Task brief: In the passage on Jennifer Kesse's disappearance, what time was Kesse last seen leaving work on January 23, 2006?

Document extract:
══════
Jennifer Joyce Kesse (born May 20, 1981) is an American woman from Orlando, Florida, who has been missing since January 23, 2006. Shortly after she vanished, Kesse's car was discovered parked around a mile from her home. Security footage recorded a person parking Kesse's car and walking away; the person could not be identified due to poor camera quality and the absence of any visible distinguishing physical features. The case received local and national press attention. 

As of 2023, no arrests have been made and Kesse's whereabouts remain unknown.

Prior events 
A graduate of Vivian Gaither High School in Tampa, Florida, Kesse attended the University of Central Florida in Orlando and graduated in 2003 with a degree in finance. At the time she disappeared, she was working as a finance manager at Central Florida Investments Timeshare Company in Ocoee and had recently bought a condominium in Orlando. The weekend before she vanished, Kesse  vacationed with her boyfriend on Saint Croix, U.S. Virgin Islands. After returning on Sunday, she spent that night at her boyfriend's home, then drove straight to work on the morning of Monday, January 23, 2006.

Disappearance 
Kesse was seen for the last time leaving work at approximately 6:00 pm on January 23, 2006. She spoke by phone with her father while driving home at around 6:15 pm, and then with her boyfriend at around 10:00 pm. She was in the habit of texting or telephoning her boyfriend before leaving for work, so it was unusual when she did neither the next morning. His call to her went to voicemail.

When Kesse failed to arrive at work, her employer contacted her parents, who set out on the two-hour drive from their home to hers. Kesse's parents noticed that her car was missing but saw nothing out of the ordinary in her home. A wet towel and clothes laid out, among other things, suggested that she had showered, dressed, and prepared for work that morning. Friends and family distributed fliers about Kesse that evening, and the Orlando Police Department organized search parties on foot and on horseback, as well as by boat, helicopter, car, and ATV.
══════
Data extract:
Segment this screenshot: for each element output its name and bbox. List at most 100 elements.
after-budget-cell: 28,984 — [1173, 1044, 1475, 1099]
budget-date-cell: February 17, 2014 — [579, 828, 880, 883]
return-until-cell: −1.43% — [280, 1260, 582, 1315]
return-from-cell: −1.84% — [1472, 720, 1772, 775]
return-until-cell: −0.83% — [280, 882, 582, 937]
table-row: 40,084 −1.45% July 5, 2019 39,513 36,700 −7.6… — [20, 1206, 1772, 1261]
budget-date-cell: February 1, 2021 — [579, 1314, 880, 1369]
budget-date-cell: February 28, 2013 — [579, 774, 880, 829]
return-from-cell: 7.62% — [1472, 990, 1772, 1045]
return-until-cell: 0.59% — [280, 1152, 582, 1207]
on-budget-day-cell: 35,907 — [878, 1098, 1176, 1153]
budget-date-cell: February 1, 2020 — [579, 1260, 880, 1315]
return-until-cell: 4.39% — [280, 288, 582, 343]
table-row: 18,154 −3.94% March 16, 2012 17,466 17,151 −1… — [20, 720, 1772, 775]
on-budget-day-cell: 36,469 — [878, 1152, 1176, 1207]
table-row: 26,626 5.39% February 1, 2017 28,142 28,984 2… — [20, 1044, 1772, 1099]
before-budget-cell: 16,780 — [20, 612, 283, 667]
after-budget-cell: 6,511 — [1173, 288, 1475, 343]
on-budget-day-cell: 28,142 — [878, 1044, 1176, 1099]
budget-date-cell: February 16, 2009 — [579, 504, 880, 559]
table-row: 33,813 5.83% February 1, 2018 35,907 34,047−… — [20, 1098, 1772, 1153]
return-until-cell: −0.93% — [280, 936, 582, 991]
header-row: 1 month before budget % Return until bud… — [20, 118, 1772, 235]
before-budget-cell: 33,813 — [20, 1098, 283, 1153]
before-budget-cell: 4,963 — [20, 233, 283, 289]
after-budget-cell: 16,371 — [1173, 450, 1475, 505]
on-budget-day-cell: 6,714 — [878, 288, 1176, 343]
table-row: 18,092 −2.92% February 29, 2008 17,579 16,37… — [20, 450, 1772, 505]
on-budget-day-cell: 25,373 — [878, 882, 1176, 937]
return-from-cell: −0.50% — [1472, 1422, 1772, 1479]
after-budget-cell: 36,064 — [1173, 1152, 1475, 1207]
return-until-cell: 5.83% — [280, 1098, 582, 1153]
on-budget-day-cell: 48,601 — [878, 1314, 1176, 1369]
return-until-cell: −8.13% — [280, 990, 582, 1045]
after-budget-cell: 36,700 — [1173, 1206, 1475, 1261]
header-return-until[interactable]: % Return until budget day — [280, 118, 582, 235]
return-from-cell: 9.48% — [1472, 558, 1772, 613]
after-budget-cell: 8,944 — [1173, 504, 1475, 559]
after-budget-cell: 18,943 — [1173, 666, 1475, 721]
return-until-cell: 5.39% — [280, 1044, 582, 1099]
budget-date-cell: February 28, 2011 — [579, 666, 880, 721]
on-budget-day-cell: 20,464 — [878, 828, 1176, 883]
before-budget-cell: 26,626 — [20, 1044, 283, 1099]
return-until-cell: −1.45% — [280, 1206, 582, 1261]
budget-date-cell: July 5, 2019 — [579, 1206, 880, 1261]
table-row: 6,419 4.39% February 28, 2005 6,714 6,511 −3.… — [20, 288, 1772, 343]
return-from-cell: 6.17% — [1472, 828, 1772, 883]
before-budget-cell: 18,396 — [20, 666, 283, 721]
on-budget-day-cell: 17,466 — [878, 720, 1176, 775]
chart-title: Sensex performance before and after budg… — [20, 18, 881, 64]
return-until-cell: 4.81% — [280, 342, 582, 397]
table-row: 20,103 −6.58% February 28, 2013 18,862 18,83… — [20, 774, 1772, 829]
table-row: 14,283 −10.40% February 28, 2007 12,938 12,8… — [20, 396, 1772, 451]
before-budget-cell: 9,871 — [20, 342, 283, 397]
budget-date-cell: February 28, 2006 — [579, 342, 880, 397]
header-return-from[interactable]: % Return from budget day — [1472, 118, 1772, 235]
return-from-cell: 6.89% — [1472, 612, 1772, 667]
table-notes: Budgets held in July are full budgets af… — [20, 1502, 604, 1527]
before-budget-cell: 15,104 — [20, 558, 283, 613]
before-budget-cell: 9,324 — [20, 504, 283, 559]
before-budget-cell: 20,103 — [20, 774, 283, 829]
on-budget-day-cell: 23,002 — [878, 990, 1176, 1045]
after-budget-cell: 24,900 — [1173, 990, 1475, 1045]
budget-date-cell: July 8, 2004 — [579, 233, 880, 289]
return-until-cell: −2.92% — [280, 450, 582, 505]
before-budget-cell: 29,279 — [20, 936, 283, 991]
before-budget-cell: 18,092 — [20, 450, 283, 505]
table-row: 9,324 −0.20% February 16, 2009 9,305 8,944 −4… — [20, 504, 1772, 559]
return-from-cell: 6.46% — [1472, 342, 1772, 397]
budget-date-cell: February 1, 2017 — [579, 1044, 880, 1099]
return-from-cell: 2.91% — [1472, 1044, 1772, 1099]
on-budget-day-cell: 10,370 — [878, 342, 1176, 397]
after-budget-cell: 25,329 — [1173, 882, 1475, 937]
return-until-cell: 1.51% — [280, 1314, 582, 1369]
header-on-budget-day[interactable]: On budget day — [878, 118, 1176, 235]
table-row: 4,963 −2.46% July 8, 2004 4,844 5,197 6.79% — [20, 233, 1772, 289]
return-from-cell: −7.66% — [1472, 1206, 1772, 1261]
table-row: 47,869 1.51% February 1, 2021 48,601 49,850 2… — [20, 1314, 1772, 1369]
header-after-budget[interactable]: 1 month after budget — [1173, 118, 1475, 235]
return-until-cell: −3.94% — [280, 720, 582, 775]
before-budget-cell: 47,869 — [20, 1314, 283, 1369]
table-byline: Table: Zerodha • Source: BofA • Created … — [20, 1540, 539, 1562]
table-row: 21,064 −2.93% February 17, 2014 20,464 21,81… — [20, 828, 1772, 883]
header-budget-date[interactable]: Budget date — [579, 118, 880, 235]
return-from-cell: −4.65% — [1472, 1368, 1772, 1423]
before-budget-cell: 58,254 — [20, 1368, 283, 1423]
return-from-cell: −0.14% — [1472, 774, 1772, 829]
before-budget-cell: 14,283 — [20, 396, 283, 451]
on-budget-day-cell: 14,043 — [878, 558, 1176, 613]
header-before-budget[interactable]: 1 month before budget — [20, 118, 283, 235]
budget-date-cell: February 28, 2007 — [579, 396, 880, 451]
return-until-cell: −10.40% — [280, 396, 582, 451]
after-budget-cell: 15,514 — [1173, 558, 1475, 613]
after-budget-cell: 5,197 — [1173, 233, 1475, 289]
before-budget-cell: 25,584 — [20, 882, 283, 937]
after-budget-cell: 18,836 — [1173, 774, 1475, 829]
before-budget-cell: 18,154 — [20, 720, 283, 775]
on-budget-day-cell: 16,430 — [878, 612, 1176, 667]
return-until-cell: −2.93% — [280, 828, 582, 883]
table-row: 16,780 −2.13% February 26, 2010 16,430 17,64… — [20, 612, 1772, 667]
══════
Result of this exercise: At approximately 6:00 pm.